Dataset records
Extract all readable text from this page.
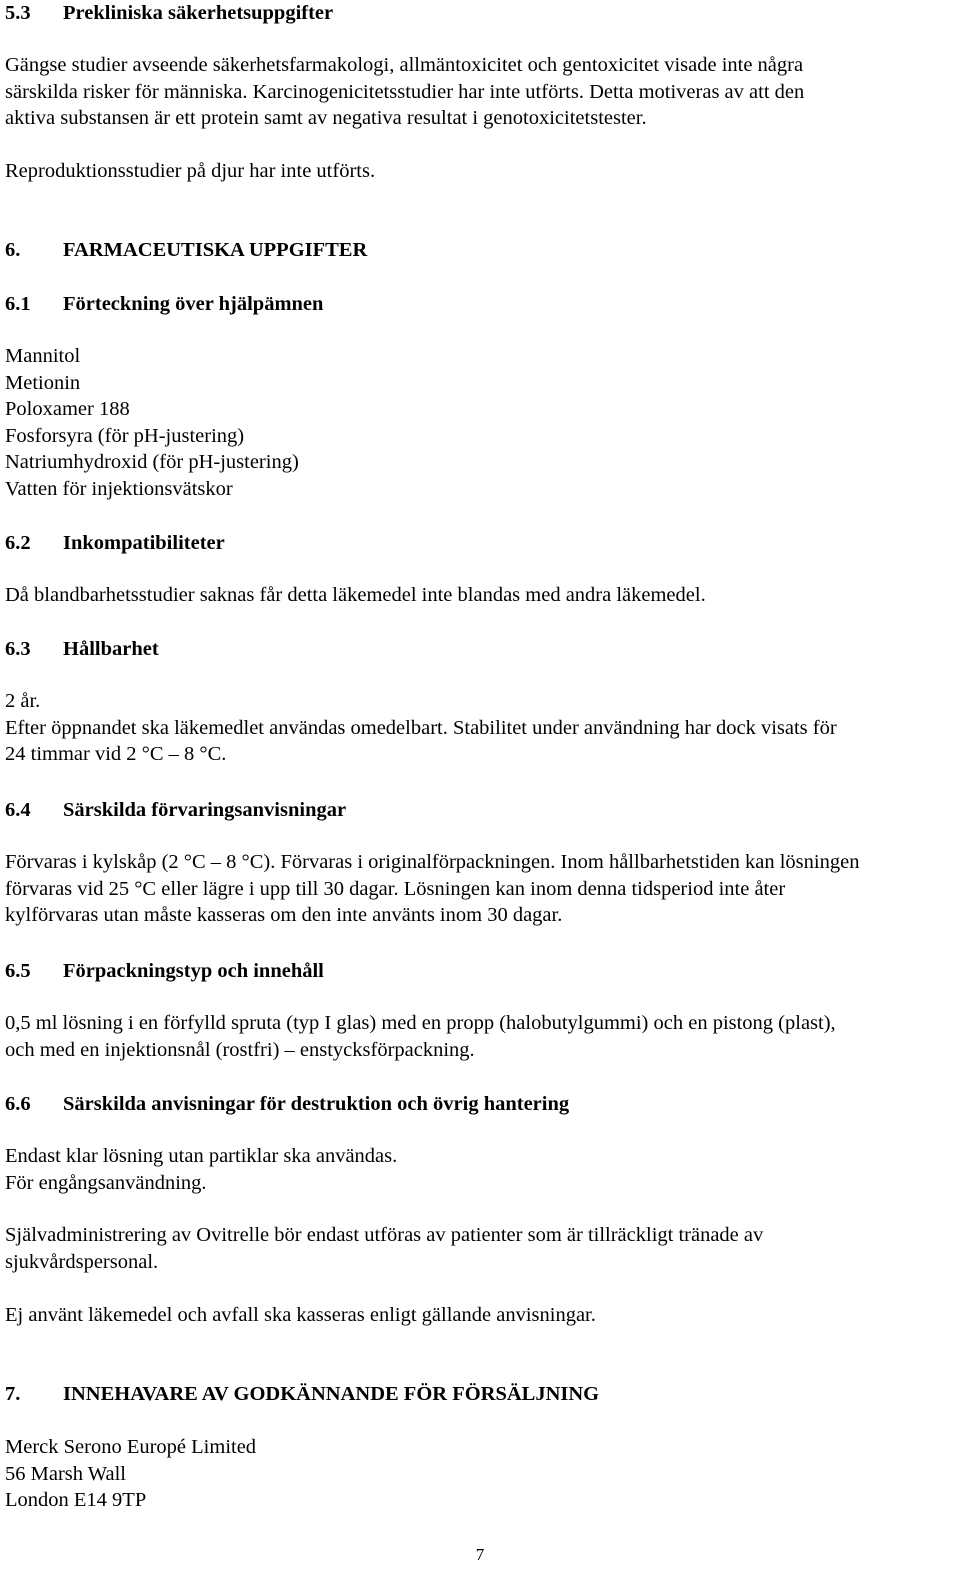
5.3 Prekliniska säkerhetsuppgifter
Gängse studier avseende säkerhetsfarmakologi, allmäntoxicitet och gentoxicitet visade inte några
särskilda risker för människa. Karcinogenicitetsstudier har inte utförts. Detta motiveras av att den
aktiva substansen är ett protein samt av negativa resultat i genotoxicitetstester.
Reproduktionsstudier på djur har inte utförts.
6. FARMACEUTISKA UPPGIFTER
6.1 Förteckning över hjälpämnen
Mannitol
Metionin
Poloxamer 188
Fosforsyra (för pH-justering)
Natriumhydroxid (för pH-justering)
Vatten för injektionsvätskor
6.2 Inkompatibiliteter
Då blandbarhetsstudier saknas får detta läkemedel inte blandas med andra läkemedel.
6.3 Hållbarhet
2 år.
Efter öppnandet ska läkemedlet användas omedelbart. Stabilitet under användning har dock visats för
24 timmar vid 2 °C – 8 °C.
6.4 Särskilda förvaringsanvisningar
Förvaras i kylskåp (2 °C – 8 °C). Förvaras i originalförpackningen. Inom hållbarhetstiden kan lösningen
förvaras vid 25 °C eller lägre i upp till 30 dagar. Lösningen kan inom denna tidsperiod inte åter
kylförvaras utan måste kasseras om den inte använts inom 30 dagar.
6.5 Förpackningstyp och innehåll
0,5 ml lösning i en förfylld spruta (typ I glas) med en propp (halobutylgummi) och en pistong (plast),
och med en injektionsnål (rostfri) – enstycksförpackning.
6.6 Särskilda anvisningar för destruktion och övrig hantering
Endast klar lösning utan partiklar ska användas.
För engångsanvändning.
Självadministrering av Ovitrelle bör endast utföras av patienter som är tillräckligt tränade av
sjukvårdspersonal.
Ej använt läkemedel och avfall ska kasseras enligt gällande anvisningar.
7. INNEHAVARE AV GODKÄNNANDE FÖR FÖRSÄLJNING
Merck Serono Europé Limited
56 Marsh Wall
London E14 9TP
7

# Instructions for the task
Repeat the entries verbatim; no pictures.

# Solution for this exercise
Extract all readable text from this page.
5.3 Prekliniska säkerhetsuppgifter
Gängse studier avseende säkerhetsfarmakologi, allmäntoxicitet och gentoxicitet visade inte några
särskilda risker för människa. Karcinogenicitetsstudier har inte utförts. Detta motiveras av att den
aktiva substansen är ett protein samt av negativa resultat i genotoxicitetstester.
Reproduktionsstudier på djur har inte utförts.
6. FARMACEUTISKA UPPGIFTER
6.1 Förteckning över hjälpämnen
Mannitol
Metionin
Poloxamer 188
Fosforsyra (för pH-justering)
Natriumhydroxid (för pH-justering)
Vatten för injektionsvätskor
6.2 Inkompatibiliteter
Då blandbarhetsstudier saknas får detta läkemedel inte blandas med andra läkemedel.
6.3 Hållbarhet
2 år.
Efter öppnandet ska läkemedlet användas omedelbart. Stabilitet under användning har dock visats för
24 timmar vid 2 °C – 8 °C.
6.4 Särskilda förvaringsanvisningar
Förvaras i kylskåp (2 °C – 8 °C). Förvaras i originalförpackningen. Inom hållbarhetstiden kan lösningen
förvaras vid 25 °C eller lägre i upp till 30 dagar. Lösningen kan inom denna tidsperiod inte åter
kylförvaras utan måste kasseras om den inte använts inom 30 dagar.
6.5 Förpackningstyp och innehåll
0,5 ml lösning i en förfylld spruta (typ I glas) med en propp (halobutylgummi) och en pistong (plast),
och med en injektionsnål (rostfri) – enstycksförpackning.
6.6 Särskilda anvisningar för destruktion och övrig hantering
Endast klar lösning utan partiklar ska användas.
För engångsanvändning.
Självadministrering av Ovitrelle bör endast utföras av patienter som är tillräckligt tränade av
sjukvårdspersonal.
Ej använt läkemedel och avfall ska kasseras enligt gällande anvisningar.
7. INNEHAVARE AV GODKÄNNANDE FÖR FÖRSÄLJNING
Merck Serono Europé Limited
56 Marsh Wall
London E14 9TP
7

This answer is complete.